• **SET PROBLEM**:
Copy the data verbatim, from its first line through the line containing "legend-swatch: [1165, 464, 1211, 491]", both lines included.

• **INFORMATION SUPPLIED**:

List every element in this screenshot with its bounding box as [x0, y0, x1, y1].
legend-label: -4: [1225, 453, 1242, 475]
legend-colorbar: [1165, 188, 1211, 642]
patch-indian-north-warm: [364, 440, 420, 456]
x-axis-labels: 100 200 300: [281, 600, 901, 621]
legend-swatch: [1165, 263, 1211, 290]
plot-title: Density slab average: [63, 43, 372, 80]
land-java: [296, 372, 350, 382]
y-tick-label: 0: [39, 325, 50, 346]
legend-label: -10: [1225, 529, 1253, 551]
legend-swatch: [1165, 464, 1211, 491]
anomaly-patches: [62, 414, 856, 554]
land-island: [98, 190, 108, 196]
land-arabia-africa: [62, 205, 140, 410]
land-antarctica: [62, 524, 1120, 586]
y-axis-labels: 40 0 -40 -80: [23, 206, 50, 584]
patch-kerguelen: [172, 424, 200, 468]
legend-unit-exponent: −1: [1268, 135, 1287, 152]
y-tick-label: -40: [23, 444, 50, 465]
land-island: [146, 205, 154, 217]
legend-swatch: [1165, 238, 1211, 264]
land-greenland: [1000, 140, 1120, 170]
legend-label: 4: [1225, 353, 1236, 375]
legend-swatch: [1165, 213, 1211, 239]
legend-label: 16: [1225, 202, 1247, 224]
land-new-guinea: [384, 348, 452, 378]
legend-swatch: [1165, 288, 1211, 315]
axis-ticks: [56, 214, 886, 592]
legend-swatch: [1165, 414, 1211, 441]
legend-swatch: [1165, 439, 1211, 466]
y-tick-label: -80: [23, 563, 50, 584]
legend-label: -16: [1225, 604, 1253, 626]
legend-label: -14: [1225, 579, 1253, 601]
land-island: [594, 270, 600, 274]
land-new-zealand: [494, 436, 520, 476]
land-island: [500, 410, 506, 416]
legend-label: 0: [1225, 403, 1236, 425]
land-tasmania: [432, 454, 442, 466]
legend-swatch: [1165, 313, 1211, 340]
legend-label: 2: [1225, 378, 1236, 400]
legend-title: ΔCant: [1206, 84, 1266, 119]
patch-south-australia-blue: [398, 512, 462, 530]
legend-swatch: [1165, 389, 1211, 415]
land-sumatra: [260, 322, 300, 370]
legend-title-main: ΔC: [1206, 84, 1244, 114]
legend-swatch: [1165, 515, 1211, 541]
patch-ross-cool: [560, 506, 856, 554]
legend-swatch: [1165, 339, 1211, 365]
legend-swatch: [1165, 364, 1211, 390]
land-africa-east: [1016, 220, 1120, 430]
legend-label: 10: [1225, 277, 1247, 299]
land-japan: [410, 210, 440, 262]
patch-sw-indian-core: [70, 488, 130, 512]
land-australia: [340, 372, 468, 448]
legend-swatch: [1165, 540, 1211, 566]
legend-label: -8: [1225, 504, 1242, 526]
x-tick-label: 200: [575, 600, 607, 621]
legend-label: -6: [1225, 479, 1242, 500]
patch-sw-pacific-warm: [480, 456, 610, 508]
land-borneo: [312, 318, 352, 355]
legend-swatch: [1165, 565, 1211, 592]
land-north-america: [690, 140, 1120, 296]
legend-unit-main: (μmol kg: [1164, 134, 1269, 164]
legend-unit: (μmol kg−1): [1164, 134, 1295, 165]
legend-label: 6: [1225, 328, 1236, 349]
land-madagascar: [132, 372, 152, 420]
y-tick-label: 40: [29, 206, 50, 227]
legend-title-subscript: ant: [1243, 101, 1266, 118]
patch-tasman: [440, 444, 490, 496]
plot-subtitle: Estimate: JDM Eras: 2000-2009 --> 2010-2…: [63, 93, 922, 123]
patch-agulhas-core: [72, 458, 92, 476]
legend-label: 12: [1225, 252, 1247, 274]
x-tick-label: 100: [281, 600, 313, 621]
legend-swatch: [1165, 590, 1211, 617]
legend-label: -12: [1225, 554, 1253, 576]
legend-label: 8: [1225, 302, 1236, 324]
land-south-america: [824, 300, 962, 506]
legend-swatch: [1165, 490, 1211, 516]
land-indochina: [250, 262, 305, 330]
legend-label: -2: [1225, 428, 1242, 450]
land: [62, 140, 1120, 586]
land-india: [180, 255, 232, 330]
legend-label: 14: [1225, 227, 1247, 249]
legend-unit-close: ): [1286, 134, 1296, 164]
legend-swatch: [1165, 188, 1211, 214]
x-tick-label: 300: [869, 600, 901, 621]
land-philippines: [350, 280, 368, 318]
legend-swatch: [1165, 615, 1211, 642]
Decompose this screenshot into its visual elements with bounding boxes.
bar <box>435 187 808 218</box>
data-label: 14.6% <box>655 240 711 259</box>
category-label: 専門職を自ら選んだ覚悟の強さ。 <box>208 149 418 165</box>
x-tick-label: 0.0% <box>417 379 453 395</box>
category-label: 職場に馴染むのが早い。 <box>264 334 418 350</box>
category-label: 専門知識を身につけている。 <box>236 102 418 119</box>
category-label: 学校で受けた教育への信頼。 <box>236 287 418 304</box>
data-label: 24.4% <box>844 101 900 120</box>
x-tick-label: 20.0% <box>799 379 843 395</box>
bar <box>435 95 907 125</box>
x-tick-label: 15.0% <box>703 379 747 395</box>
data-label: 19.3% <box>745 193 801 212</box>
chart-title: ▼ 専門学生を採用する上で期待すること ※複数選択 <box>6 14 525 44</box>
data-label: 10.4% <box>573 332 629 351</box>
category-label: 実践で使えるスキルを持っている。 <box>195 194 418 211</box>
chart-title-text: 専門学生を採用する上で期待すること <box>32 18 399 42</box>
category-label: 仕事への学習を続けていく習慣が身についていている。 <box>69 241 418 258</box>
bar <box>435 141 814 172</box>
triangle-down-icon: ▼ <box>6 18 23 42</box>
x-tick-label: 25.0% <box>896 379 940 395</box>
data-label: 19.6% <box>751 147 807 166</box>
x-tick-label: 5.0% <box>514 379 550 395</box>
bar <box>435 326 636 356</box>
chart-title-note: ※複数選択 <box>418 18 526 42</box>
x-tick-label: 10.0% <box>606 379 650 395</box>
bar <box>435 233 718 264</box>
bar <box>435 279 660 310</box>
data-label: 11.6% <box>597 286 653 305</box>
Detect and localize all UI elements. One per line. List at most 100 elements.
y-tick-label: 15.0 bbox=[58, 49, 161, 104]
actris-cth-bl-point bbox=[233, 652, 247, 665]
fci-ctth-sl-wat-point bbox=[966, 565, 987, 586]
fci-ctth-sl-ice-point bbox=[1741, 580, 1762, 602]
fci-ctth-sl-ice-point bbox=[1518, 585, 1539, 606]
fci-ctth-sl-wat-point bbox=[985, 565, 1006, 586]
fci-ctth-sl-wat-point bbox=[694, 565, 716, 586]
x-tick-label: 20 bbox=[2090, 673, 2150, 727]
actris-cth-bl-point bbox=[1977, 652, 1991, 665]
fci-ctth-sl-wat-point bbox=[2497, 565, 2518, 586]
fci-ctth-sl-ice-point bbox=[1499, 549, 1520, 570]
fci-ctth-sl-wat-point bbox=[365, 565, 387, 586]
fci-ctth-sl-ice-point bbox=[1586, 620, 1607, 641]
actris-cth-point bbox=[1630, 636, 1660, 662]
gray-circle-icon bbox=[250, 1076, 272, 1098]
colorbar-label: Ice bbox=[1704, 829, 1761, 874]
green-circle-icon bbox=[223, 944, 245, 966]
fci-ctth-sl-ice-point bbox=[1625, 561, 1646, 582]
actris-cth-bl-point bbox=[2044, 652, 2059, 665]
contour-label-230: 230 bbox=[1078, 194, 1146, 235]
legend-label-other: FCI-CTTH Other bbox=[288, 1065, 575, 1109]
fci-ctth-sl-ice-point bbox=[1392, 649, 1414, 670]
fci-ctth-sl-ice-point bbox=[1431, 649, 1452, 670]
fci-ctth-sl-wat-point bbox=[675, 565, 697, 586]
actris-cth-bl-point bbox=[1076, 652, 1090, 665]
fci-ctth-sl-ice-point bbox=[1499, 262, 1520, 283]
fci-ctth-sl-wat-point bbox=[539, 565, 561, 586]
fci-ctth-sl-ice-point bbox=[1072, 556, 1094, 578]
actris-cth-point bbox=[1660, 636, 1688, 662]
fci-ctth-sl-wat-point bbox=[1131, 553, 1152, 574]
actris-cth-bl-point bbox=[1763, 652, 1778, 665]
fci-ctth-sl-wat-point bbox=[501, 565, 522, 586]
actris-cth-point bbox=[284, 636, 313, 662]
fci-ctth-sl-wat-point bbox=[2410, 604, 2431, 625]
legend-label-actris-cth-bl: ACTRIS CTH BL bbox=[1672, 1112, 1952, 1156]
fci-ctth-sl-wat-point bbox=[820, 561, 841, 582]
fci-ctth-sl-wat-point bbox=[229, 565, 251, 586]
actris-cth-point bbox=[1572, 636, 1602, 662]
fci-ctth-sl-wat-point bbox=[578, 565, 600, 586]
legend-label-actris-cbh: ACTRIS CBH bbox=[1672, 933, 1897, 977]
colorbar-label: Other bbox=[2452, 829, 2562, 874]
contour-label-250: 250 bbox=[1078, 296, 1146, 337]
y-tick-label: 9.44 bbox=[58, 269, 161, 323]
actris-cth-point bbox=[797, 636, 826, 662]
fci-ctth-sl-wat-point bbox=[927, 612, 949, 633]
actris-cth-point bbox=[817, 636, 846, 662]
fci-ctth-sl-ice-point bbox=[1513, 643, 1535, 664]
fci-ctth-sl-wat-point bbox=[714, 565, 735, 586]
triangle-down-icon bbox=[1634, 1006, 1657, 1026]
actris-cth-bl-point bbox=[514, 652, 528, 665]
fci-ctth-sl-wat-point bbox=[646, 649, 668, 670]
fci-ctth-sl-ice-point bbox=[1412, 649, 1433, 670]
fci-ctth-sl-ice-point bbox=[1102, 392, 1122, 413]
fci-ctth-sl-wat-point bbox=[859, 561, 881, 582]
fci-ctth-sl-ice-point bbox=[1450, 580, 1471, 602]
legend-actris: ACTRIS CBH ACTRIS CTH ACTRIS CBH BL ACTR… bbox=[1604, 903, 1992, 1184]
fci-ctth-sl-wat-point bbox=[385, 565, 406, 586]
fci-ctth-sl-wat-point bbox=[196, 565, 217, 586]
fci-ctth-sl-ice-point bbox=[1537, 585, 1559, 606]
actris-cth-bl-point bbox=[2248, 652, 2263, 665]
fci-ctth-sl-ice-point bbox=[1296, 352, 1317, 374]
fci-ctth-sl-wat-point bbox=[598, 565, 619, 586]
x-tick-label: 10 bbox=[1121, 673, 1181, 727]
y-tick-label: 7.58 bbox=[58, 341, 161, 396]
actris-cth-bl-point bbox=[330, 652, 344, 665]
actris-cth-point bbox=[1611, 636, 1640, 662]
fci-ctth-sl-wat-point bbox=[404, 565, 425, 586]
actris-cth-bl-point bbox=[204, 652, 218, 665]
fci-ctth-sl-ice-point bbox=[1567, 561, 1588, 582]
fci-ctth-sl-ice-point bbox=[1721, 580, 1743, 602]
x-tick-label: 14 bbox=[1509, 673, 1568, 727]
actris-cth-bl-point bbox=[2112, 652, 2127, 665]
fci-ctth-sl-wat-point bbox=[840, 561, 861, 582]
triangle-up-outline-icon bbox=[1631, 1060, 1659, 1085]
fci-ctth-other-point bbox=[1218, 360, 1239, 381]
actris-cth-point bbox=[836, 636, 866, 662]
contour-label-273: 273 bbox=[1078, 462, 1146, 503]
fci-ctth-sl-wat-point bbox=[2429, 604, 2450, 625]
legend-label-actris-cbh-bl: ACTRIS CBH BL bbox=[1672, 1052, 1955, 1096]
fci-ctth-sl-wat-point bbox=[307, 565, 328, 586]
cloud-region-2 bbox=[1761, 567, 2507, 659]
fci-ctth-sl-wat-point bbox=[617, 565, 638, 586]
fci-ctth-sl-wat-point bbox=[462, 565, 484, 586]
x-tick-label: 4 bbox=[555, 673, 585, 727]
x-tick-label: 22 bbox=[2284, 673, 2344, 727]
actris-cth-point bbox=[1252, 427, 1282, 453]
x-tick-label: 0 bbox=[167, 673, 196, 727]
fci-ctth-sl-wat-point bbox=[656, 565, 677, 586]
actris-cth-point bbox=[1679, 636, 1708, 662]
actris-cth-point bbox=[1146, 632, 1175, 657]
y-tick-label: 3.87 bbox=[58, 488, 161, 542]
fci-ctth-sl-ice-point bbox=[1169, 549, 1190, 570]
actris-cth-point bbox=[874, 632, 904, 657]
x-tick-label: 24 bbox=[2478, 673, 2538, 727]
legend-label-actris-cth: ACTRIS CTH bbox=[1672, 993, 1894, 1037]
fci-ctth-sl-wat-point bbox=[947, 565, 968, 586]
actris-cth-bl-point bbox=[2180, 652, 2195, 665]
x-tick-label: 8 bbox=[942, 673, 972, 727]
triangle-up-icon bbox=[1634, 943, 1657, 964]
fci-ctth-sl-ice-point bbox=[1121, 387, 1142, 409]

• **RESULT OF THE EXERCISE**:
List every element in this screenshot with its bounding box as [x0, y0, x1, y1].
legend-label: -4: [1225, 453, 1242, 475]
legend-colorbar: [1165, 188, 1211, 642]
patch-indian-north-warm: [364, 440, 420, 456]
x-axis-labels: 100 200 300: [281, 600, 901, 621]
legend-swatch: [1165, 263, 1211, 290]
plot-title: Density slab average: [63, 43, 372, 80]
land-java: [296, 372, 350, 382]
y-tick-label: 0: [39, 325, 50, 346]
legend-label: -10: [1225, 529, 1253, 551]
legend-swatch: [1165, 464, 1211, 491]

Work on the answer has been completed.